>>>>>
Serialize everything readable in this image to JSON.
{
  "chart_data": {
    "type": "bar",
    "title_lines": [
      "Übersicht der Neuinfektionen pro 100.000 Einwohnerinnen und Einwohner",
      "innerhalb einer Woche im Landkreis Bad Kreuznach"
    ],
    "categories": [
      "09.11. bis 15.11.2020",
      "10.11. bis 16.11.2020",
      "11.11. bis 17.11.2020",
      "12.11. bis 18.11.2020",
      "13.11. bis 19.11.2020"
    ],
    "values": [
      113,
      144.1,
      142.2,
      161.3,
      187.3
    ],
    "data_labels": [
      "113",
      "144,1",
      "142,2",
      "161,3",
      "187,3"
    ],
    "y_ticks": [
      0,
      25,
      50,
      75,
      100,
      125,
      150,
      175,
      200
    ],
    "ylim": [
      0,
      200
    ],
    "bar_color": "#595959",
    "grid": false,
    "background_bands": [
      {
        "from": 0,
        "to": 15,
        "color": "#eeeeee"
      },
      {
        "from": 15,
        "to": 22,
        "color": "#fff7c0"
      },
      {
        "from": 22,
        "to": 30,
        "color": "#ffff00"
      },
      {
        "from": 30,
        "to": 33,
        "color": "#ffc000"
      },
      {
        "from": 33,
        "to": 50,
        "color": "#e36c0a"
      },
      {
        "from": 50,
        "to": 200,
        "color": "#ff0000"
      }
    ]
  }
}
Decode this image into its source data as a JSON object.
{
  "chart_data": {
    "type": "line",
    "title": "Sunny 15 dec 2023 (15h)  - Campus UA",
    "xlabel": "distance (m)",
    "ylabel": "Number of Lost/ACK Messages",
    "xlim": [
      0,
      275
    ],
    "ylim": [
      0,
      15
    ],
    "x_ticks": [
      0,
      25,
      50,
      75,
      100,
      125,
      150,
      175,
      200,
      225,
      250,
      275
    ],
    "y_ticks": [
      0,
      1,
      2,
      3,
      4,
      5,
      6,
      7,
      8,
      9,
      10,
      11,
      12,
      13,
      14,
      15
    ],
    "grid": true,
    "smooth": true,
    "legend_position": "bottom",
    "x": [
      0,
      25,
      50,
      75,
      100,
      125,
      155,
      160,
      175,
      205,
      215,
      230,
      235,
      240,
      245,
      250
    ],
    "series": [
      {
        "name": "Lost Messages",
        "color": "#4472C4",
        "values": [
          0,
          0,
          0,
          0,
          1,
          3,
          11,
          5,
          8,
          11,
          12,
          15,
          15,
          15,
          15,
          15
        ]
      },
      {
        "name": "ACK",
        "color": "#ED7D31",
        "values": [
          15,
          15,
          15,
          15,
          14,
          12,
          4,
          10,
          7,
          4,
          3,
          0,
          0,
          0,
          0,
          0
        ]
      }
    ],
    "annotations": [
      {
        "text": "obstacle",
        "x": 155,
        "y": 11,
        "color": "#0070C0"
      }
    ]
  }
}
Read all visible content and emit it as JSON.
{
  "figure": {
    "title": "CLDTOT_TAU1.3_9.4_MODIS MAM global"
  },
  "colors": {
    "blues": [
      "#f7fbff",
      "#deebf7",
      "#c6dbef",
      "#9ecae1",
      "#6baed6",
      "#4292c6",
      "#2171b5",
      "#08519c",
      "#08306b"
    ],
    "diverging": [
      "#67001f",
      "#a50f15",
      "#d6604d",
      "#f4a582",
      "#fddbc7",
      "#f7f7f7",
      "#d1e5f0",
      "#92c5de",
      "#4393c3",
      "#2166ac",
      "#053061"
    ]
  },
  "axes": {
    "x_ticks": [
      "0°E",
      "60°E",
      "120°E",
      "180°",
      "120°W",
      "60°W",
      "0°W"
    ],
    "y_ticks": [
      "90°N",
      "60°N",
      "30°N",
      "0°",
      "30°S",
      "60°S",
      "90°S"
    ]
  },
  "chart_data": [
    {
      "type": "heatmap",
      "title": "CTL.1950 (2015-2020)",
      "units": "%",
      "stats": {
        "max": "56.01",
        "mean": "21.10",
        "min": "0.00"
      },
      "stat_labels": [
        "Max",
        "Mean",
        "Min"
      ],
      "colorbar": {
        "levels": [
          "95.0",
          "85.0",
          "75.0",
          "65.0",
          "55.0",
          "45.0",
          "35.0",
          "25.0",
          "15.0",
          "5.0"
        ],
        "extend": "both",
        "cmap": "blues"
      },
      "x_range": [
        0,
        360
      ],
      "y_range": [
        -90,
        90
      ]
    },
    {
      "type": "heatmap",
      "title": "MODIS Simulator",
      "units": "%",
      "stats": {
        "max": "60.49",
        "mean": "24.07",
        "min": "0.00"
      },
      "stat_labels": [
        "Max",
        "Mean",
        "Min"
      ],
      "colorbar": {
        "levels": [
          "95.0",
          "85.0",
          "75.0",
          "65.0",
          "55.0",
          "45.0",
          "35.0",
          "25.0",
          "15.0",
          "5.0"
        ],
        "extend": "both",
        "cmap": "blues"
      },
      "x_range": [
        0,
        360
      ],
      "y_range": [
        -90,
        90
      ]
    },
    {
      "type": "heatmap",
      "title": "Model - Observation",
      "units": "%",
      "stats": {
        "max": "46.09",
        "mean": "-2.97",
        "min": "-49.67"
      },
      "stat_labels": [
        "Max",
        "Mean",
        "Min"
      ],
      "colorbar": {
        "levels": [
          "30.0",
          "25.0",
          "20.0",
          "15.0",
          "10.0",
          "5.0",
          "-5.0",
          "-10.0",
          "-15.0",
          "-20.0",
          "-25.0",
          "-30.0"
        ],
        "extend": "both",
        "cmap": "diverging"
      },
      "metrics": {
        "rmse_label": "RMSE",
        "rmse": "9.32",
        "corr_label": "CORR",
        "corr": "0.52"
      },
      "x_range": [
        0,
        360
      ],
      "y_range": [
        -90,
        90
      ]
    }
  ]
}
<<<<<
§ **Aim**
Using the exact wording, write out all of the records.

§ **Response**
Serialize everything readable in this image to JSON.
{
  "chart_data": {
    "type": "bar",
    "title_lines": [
      "Übersicht der Neuinfektionen pro 100.000 Einwohnerinnen und Einwohner",
      "innerhalb einer Woche im Landkreis Bad Kreuznach"
    ],
    "categories": [
      "09.11. bis 15.11.2020",
      "10.11. bis 16.11.2020",
      "11.11. bis 17.11.2020",
      "12.11. bis 18.11.2020",
      "13.11. bis 19.11.2020"
    ],
    "values": [
      113,
      144.1,
      142.2,
      161.3,
      187.3
    ],
    "data_labels": [
      "113",
      "144,1",
      "142,2",
      "161,3",
      "187,3"
    ],
    "y_ticks": [
      0,
      25,
      50,
      75,
      100,
      125,
      150,
      175,
      200
    ],
    "ylim": [
      0,
      200
    ],
    "bar_color": "#595959",
    "grid": false,
    "background_bands": [
      {
        "from": 0,
        "to": 15,
        "color": "#eeeeee"
      },
      {
        "from": 15,
        "to": 22,
        "color": "#fff7c0"
      },
      {
        "from": 22,
        "to": 30,
        "color": "#ffff00"
      },
      {
        "from": 30,
        "to": 33,
        "color": "#ffc000"
      },
      {
        "from": 33,
        "to": 50,
        "color": "#e36c0a"
      },
      {
        "from": 50,
        "to": 200,
        "color": "#ff0000"
      }
    ]
  }
}
Decode this image into its source data as a JSON object.
{
  "chart_data": {
    "type": "line",
    "title": "Sunny 15 dec 2023 (15h)  - Campus UA",
    "xlabel": "distance (m)",
    "ylabel": "Number of Lost/ACK Messages",
    "xlim": [
      0,
      275
    ],
    "ylim": [
      0,
      15
    ],
    "x_ticks": [
      0,
      25,
      50,
      75,
      100,
      125,
      150,
      175,
      200,
      225,
      250,
      275
    ],
    "y_ticks": [
      0,
      1,
      2,
      3,
      4,
      5,
      6,
      7,
      8,
      9,
      10,
      11,
      12,
      13,
      14,
      15
    ],
    "grid": true,
    "smooth": true,
    "legend_position": "bottom",
    "x": [
      0,
      25,
      50,
      75,
      100,
      125,
      155,
      160,
      175,
      205,
      215,
      230,
      235,
      240,
      245,
      250
    ],
    "series": [
      {
        "name": "Lost Messages",
        "color": "#4472C4",
        "values": [
          0,
          0,
          0,
          0,
          1,
          3,
          11,
          5,
          8,
          11,
          12,
          15,
          15,
          15,
          15,
          15
        ]
      },
      {
        "name": "ACK",
        "color": "#ED7D31",
        "values": [
          15,
          15,
          15,
          15,
          14,
          12,
          4,
          10,
          7,
          4,
          3,
          0,
          0,
          0,
          0,
          0
        ]
      }
    ],
    "annotations": [
      {
        "text": "obstacle",
        "x": 155,
        "y": 11,
        "color": "#0070C0"
      }
    ]
  }
}
Read all visible content and emit it as JSON.
{
  "figure": {
    "title": "CLDTOT_TAU1.3_9.4_MODIS MAM global"
  },
  "colors": {
    "blues": [
      "#f7fbff",
      "#deebf7",
      "#c6dbef",
      "#9ecae1",
      "#6baed6",
      "#4292c6",
      "#2171b5",
      "#08519c",
      "#08306b"
    ],
    "diverging": [
      "#67001f",
      "#a50f15",
      "#d6604d",
      "#f4a582",
      "#fddbc7",
      "#f7f7f7",
      "#d1e5f0",
      "#92c5de",
      "#4393c3",
      "#2166ac",
      "#053061"
    ]
  },
  "axes": {
    "x_ticks": [
      "0°E",
      "60°E",
      "120°E",
      "180°",
      "120°W",
      "60°W",
      "0°W"
    ],
    "y_ticks": [
      "90°N",
      "60°N",
      "30°N",
      "0°",
      "30°S",
      "60°S",
      "90°S"
    ]
  },
  "chart_data": [
    {
      "type": "heatmap",
      "title": "CTL.1950 (2015-2020)",
      "units": "%",
      "stats": {
        "max": "56.01",
        "mean": "21.10",
        "min": "0.00"
      },
      "stat_labels": [
        "Max",
        "Mean",
        "Min"
      ],
      "colorbar": {
        "levels": [
          "95.0",
          "85.0",
          "75.0",
          "65.0",
          "55.0",
          "45.0",
          "35.0",
          "25.0",
          "15.0",
          "5.0"
        ],
        "extend": "both",
        "cmap": "blues"
      },
      "x_range": [
        0,
        360
      ],
      "y_range": [
        -90,
        90
      ]
    },
    {
      "type": "heatmap",
      "title": "MODIS Simulator",
      "units": "%",
      "stats": {
        "max": "60.49",
        "mean": "24.07",
        "min": "0.00"
      },
      "stat_labels": [
        "Max",
        "Mean",
        "Min"
      ],
      "colorbar": {
        "levels": [
          "95.0",
          "85.0",
          "75.0",
          "65.0",
          "55.0",
          "45.0",
          "35.0",
          "25.0",
          "15.0",
          "5.0"
        ],
        "extend": "both",
        "cmap": "blues"
      },
      "x_range": [
        0,
        360
      ],
      "y_range": [
        -90,
        90
      ]
    },
    {
      "type": "heatmap",
      "title": "Model - Observation",
      "units": "%",
      "stats": {
        "max": "46.09",
        "mean": "-2.97",
        "min": "-49.67"
      },
      "stat_labels": [
        "Max",
        "Mean",
        "Min"
      ],
      "colorbar": {
        "levels": [
          "30.0",
          "25.0",
          "20.0",
          "15.0",
          "10.0",
          "5.0",
          "-5.0",
          "-10.0",
          "-15.0",
          "-20.0",
          "-25.0",
          "-30.0"
        ],
        "extend": "both",
        "cmap": "diverging"
      },
      "metrics": {
        "rmse_label": "RMSE",
        "rmse": "9.32",
        "corr_label": "CORR",
        "corr": "0.52"
      },
      "x_range": [
        0,
        360
      ],
      "y_range": [
        -90,
        90
      ]
    }
  ]
}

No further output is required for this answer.